What to work on
Pull every line containing "other" out of the material below.

Records provided
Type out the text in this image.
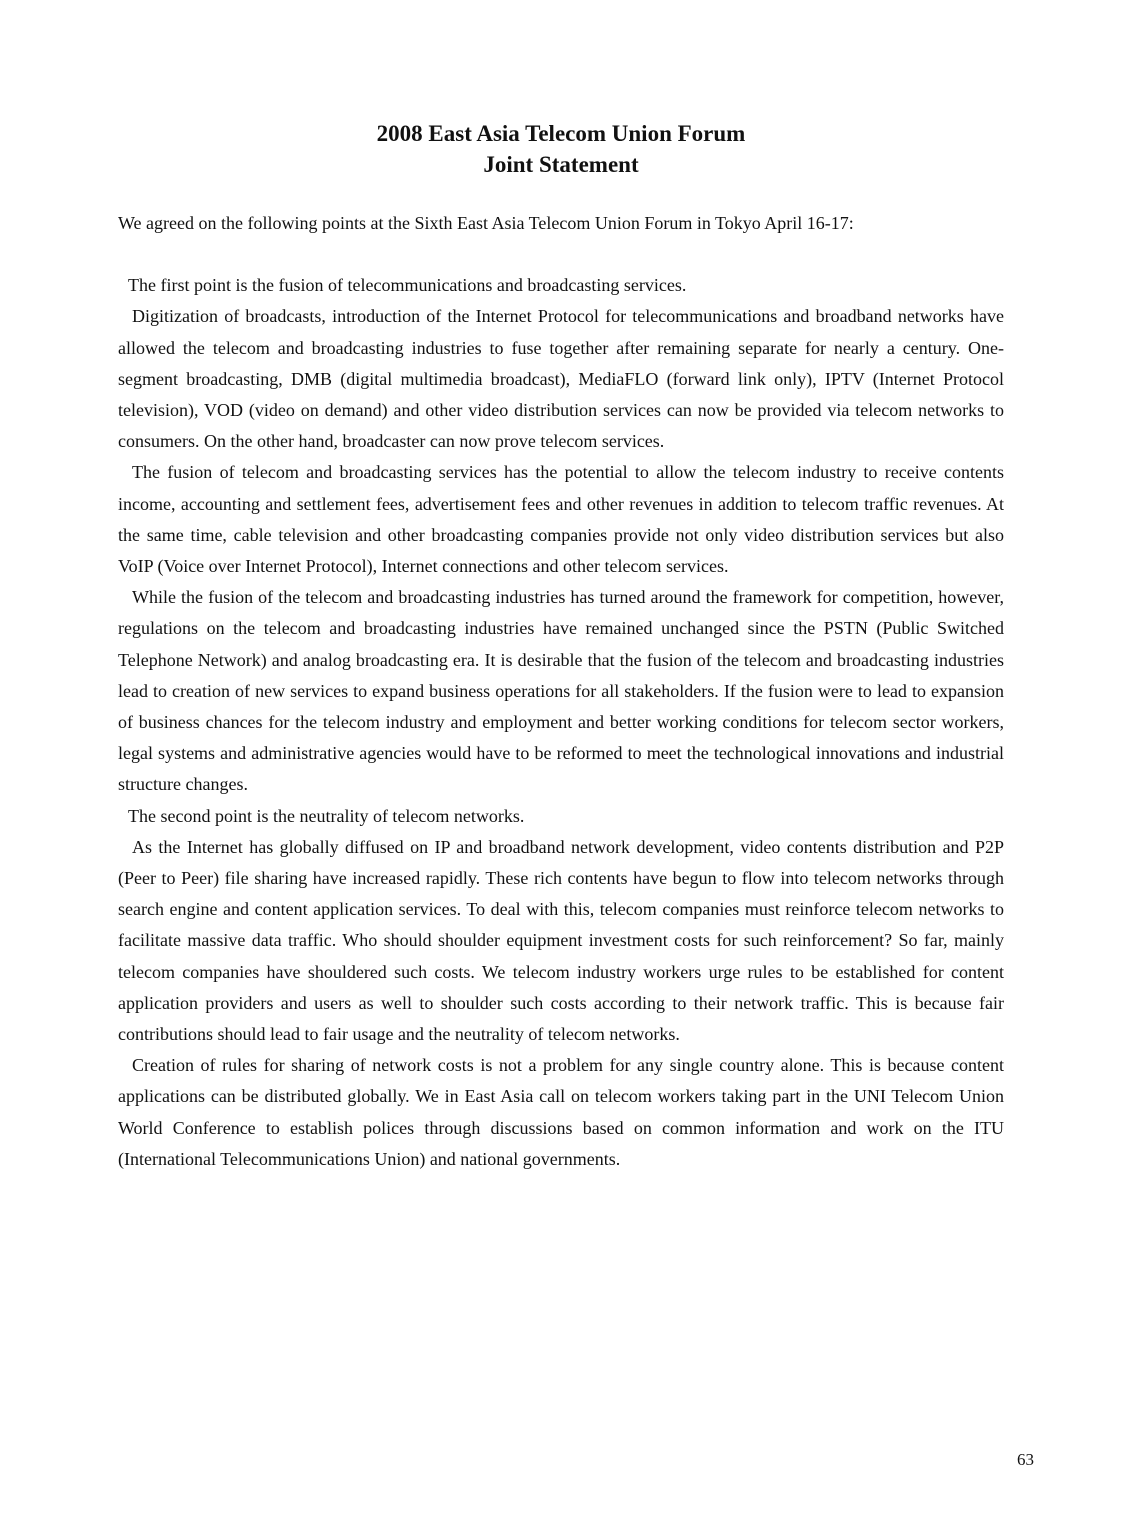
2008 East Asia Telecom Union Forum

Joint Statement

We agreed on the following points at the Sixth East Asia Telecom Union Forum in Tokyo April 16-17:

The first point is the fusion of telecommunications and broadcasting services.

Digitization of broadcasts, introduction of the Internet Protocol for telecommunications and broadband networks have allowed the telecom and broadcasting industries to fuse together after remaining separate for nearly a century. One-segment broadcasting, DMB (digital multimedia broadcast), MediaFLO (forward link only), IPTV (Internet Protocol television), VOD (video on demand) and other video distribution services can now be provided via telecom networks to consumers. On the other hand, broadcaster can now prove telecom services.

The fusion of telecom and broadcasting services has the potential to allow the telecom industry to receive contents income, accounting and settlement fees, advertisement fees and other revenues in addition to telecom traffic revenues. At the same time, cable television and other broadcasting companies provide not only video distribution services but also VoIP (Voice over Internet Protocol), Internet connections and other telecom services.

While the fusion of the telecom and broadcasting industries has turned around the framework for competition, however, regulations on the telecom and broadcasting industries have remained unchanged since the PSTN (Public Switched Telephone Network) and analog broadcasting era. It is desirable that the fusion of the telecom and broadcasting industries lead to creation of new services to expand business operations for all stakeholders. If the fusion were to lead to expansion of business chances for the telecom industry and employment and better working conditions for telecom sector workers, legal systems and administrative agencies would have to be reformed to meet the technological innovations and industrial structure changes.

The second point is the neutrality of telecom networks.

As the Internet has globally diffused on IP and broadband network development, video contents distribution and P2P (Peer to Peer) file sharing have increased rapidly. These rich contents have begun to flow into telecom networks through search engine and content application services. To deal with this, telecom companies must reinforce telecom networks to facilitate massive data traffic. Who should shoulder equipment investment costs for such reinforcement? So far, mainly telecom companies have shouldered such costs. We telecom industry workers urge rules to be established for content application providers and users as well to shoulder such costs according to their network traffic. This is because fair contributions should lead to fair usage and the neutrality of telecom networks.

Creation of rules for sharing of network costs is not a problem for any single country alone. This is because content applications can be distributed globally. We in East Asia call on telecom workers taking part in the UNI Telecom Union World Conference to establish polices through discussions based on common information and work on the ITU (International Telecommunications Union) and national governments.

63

Answer to the problem
Digitization of broadcasts, introduction of the Internet Protocol for telecommunications and broadband networks have allowed the telecom and broadcasting industries to fuse together after remaining separate for nearly a century. One-segment broadcasting, DMB (digital multimedia broadcast), MediaFLO (forward link only), IPTV (Internet Protocol television), VOD (video on demand) and other video distribution services can now be provided via telecom networks to consumers. On the other hand, broadcaster can now prove telecom services.
The fusion of telecom and broadcasting services has the potential to allow the telecom industry to receive contents income, accounting and settlement fees, advertisement fees and other revenues in addition to telecom traffic revenues. At the same time, cable television and other broadcasting companies provide not only video distribution services but also VoIP (Voice over Internet Protocol), Internet connections and other telecom services.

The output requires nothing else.